Objective
Skip every picture and transcribe the remaining material exactly.

(Figure contents as structured data)
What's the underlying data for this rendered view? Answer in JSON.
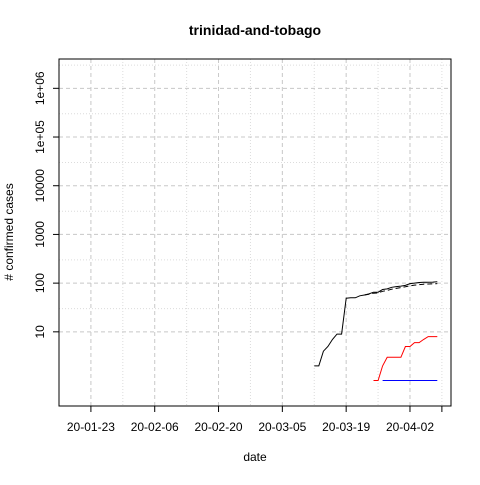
{
  "chart_data": {
    "type": "line",
    "title": "trinidad-and-tobago",
    "xlabel": "date",
    "ylabel": "# confirmed cases",
    "x_axis": {
      "type": "date",
      "range": [
        "2020-01-16",
        "2020-04-11"
      ],
      "ticks": [
        "2020-01-23",
        "2020-02-06",
        "2020-02-20",
        "2020-03-05",
        "2020-03-19",
        "2020-04-02"
      ],
      "tick_labels": [
        "20-01-23",
        "20-02-06",
        "20-02-20",
        "20-03-05",
        "20-03-19",
        "20-04-02"
      ],
      "minor_grid": [
        "2020-01-30",
        "2020-02-13",
        "2020-02-27",
        "2020-03-12",
        "2020-03-26",
        "2020-04-09"
      ]
    },
    "y_axis": {
      "scale": "log10",
      "range": [
        0.3,
        4000000
      ],
      "ticks": [
        10,
        100,
        1000,
        10000,
        100000,
        1000000
      ],
      "tick_labels": [
        "10",
        "100",
        "1000",
        "10000",
        "1e+05",
        "1e+06"
      ],
      "minor_grid": [
        30,
        300,
        3000,
        30000,
        300000,
        3000000
      ]
    },
    "grid": true,
    "series": [
      {
        "color": "#000000",
        "dash": "solid",
        "points": [
          [
            "2020-03-12",
            2
          ],
          [
            "2020-03-13",
            2
          ],
          [
            "2020-03-14",
            4
          ],
          [
            "2020-03-15",
            5
          ],
          [
            "2020-03-16",
            7
          ],
          [
            "2020-03-17",
            9
          ],
          [
            "2020-03-18",
            9
          ],
          [
            "2020-03-19",
            49
          ],
          [
            "2020-03-20",
            50
          ],
          [
            "2020-03-21",
            50
          ],
          [
            "2020-03-22",
            55
          ],
          [
            "2020-03-23",
            57
          ],
          [
            "2020-03-24",
            60
          ],
          [
            "2020-03-25",
            65
          ],
          [
            "2020-03-26",
            65
          ],
          [
            "2020-03-27",
            74
          ],
          [
            "2020-03-28",
            76
          ],
          [
            "2020-03-29",
            82
          ],
          [
            "2020-03-30",
            85
          ],
          [
            "2020-03-31",
            87
          ],
          [
            "2020-04-01",
            90
          ],
          [
            "2020-04-02",
            98
          ],
          [
            "2020-04-03",
            100
          ],
          [
            "2020-04-04",
            103
          ],
          [
            "2020-04-05",
            104
          ],
          [
            "2020-04-06",
            104
          ],
          [
            "2020-04-07",
            105
          ],
          [
            "2020-04-08",
            107
          ]
        ]
      },
      {
        "color": "#000000",
        "dash": "dashed",
        "points": [
          [
            "2020-03-23",
            57
          ],
          [
            "2020-03-24",
            59
          ],
          [
            "2020-03-25",
            62
          ],
          [
            "2020-03-26",
            63
          ],
          [
            "2020-03-27",
            68
          ],
          [
            "2020-03-28",
            71
          ],
          [
            "2020-03-29",
            75
          ],
          [
            "2020-03-30",
            78
          ],
          [
            "2020-03-31",
            81
          ],
          [
            "2020-04-01",
            84
          ],
          [
            "2020-04-02",
            88
          ],
          [
            "2020-04-03",
            91
          ],
          [
            "2020-04-04",
            93
          ],
          [
            "2020-04-05",
            95
          ],
          [
            "2020-04-06",
            96
          ],
          [
            "2020-04-07",
            97
          ],
          [
            "2020-04-08",
            98
          ]
        ]
      },
      {
        "color": "#ff0000",
        "dash": "solid",
        "points": [
          [
            "2020-03-25",
            1
          ],
          [
            "2020-03-26",
            1
          ],
          [
            "2020-03-27",
            2
          ],
          [
            "2020-03-28",
            3
          ],
          [
            "2020-03-29",
            3
          ],
          [
            "2020-03-30",
            3
          ],
          [
            "2020-03-31",
            3
          ],
          [
            "2020-04-01",
            5
          ],
          [
            "2020-04-02",
            5
          ],
          [
            "2020-04-03",
            6
          ],
          [
            "2020-04-04",
            6
          ],
          [
            "2020-04-05",
            7
          ],
          [
            "2020-04-06",
            8
          ],
          [
            "2020-04-07",
            8
          ],
          [
            "2020-04-08",
            8
          ]
        ]
      },
      {
        "color": "#0000ff",
        "dash": "solid",
        "points": [
          [
            "2020-03-27",
            1
          ],
          [
            "2020-04-08",
            1
          ]
        ]
      }
    ]
  }
}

Correct answer
What's the underlying data for this rendered view? Answer in JSON.
{
  "chart_data": {
    "type": "line",
    "title": "trinidad-and-tobago",
    "xlabel": "date",
    "ylabel": "# confirmed cases",
    "x_axis": {
      "type": "date",
      "range": [
        "2020-01-16",
        "2020-04-11"
      ],
      "ticks": [
        "2020-01-23",
        "2020-02-06",
        "2020-02-20",
        "2020-03-05",
        "2020-03-19",
        "2020-04-02"
      ],
      "tick_labels": [
        "20-01-23",
        "20-02-06",
        "20-02-20",
        "20-03-05",
        "20-03-19",
        "20-04-02"
      ],
      "minor_grid": [
        "2020-01-30",
        "2020-02-13",
        "2020-02-27",
        "2020-03-12",
        "2020-03-26",
        "2020-04-09"
      ]
    },
    "y_axis": {
      "scale": "log10",
      "range": [
        0.3,
        4000000
      ],
      "ticks": [
        10,
        100,
        1000,
        10000,
        100000,
        1000000
      ],
      "tick_labels": [
        "10",
        "100",
        "1000",
        "10000",
        "1e+05",
        "1e+06"
      ],
      "minor_grid": [
        30,
        300,
        3000,
        30000,
        300000,
        3000000
      ]
    },
    "grid": true,
    "series": [
      {
        "color": "#000000",
        "dash": "solid",
        "points": [
          [
            "2020-03-12",
            2
          ],
          [
            "2020-03-13",
            2
          ],
          [
            "2020-03-14",
            4
          ],
          [
            "2020-03-15",
            5
          ],
          [
            "2020-03-16",
            7
          ],
          [
            "2020-03-17",
            9
          ],
          [
            "2020-03-18",
            9
          ],
          [
            "2020-03-19",
            49
          ],
          [
            "2020-03-20",
            50
          ],
          [
            "2020-03-21",
            50
          ],
          [
            "2020-03-22",
            55
          ],
          [
            "2020-03-23",
            57
          ],
          [
            "2020-03-24",
            60
          ],
          [
            "2020-03-25",
            65
          ],
          [
            "2020-03-26",
            65
          ],
          [
            "2020-03-27",
            74
          ],
          [
            "2020-03-28",
            76
          ],
          [
            "2020-03-29",
            82
          ],
          [
            "2020-03-30",
            85
          ],
          [
            "2020-03-31",
            87
          ],
          [
            "2020-04-01",
            90
          ],
          [
            "2020-04-02",
            98
          ],
          [
            "2020-04-03",
            100
          ],
          [
            "2020-04-04",
            103
          ],
          [
            "2020-04-05",
            104
          ],
          [
            "2020-04-06",
            104
          ],
          [
            "2020-04-07",
            105
          ],
          [
            "2020-04-08",
            107
          ]
        ]
      },
      {
        "color": "#000000",
        "dash": "dashed",
        "points": [
          [
            "2020-03-23",
            57
          ],
          [
            "2020-03-24",
            59
          ],
          [
            "2020-03-25",
            62
          ],
          [
            "2020-03-26",
            63
          ],
          [
            "2020-03-27",
            68
          ],
          [
            "2020-03-28",
            71
          ],
          [
            "2020-03-29",
            75
          ],
          [
            "2020-03-30",
            78
          ],
          [
            "2020-03-31",
            81
          ],
          [
            "2020-04-01",
            84
          ],
          [
            "2020-04-02",
            88
          ],
          [
            "2020-04-03",
            91
          ],
          [
            "2020-04-04",
            93
          ],
          [
            "2020-04-05",
            95
          ],
          [
            "2020-04-06",
            96
          ],
          [
            "2020-04-07",
            97
          ],
          [
            "2020-04-08",
            98
          ]
        ]
      },
      {
        "color": "#ff0000",
        "dash": "solid",
        "points": [
          [
            "2020-03-25",
            1
          ],
          [
            "2020-03-26",
            1
          ],
          [
            "2020-03-27",
            2
          ],
          [
            "2020-03-28",
            3
          ],
          [
            "2020-03-29",
            3
          ],
          [
            "2020-03-30",
            3
          ],
          [
            "2020-03-31",
            3
          ],
          [
            "2020-04-01",
            5
          ],
          [
            "2020-04-02",
            5
          ],
          [
            "2020-04-03",
            6
          ],
          [
            "2020-04-04",
            6
          ],
          [
            "2020-04-05",
            7
          ],
          [
            "2020-04-06",
            8
          ],
          [
            "2020-04-07",
            8
          ],
          [
            "2020-04-08",
            8
          ]
        ]
      },
      {
        "color": "#0000ff",
        "dash": "solid",
        "points": [
          [
            "2020-03-27",
            1
          ],
          [
            "2020-04-08",
            1
          ]
        ]
      }
    ]
  }
}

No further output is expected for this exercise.